# Requirements:
Quote all entries in full, exactly.

# Extracted records:
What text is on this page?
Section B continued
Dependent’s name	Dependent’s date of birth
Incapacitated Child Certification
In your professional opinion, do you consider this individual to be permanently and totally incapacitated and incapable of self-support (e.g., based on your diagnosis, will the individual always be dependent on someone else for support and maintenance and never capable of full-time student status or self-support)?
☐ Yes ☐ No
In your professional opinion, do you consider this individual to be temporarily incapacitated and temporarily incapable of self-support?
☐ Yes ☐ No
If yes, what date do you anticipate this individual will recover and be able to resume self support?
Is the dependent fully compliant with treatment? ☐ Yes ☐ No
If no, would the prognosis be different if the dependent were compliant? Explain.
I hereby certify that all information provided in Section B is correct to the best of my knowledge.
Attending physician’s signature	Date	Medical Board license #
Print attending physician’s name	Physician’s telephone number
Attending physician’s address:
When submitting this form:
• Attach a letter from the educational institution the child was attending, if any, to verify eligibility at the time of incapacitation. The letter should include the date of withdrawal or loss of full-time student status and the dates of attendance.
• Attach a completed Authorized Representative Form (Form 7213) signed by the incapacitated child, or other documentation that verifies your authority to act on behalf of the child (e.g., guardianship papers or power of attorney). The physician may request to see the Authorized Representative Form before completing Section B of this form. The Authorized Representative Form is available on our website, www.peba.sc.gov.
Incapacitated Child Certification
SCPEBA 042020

# Task solution:
What text is on this page?
Section B continued
Dependent’s name	Dependent’s date of birth
Incapacitated Child Certification
In your professional opinion, do you consider this individual to be permanently and totally incapacitated and incapable of self-support (e.g., based on your diagnosis, will the individual always be dependent on someone else for support and maintenance and never capable of full-time student status or self-support)?
☐ Yes ☐ No
In your professional opinion, do you consider this individual to be temporarily incapacitated and temporarily incapable of self-support?
☐ Yes ☐ No
If yes, what date do you anticipate this individual will recover and be able to resume self support?
Is the dependent fully compliant with treatment? ☐ Yes ☐ No
If no, would the prognosis be different if the dependent were compliant? Explain.
I hereby certify that all information provided in Section B is correct to the best of my knowledge.
Attending physician’s signature	Date	Medical Board license #
Print attending physician’s name	Physician’s telephone number
Attending physician’s address:
When submitting this form:
• Attach a letter from the educational institution the child was attending, if any, to verify eligibility at the time of incapacitation. The letter should include the date of withdrawal or loss of full-time student status and the dates of attendance.
• Attach a completed Authorized Representative Form (Form 7213) signed by the incapacitated child, or other documentation that verifies your authority to act on behalf of the child (e.g., guardianship papers or power of attorney). The physician may request to see the Authorized Representative Form before completing Section B of this form. The Authorized Representative Form is available on our website, www.peba.sc.gov.
Incapacitated Child Certification
SCPEBA 042020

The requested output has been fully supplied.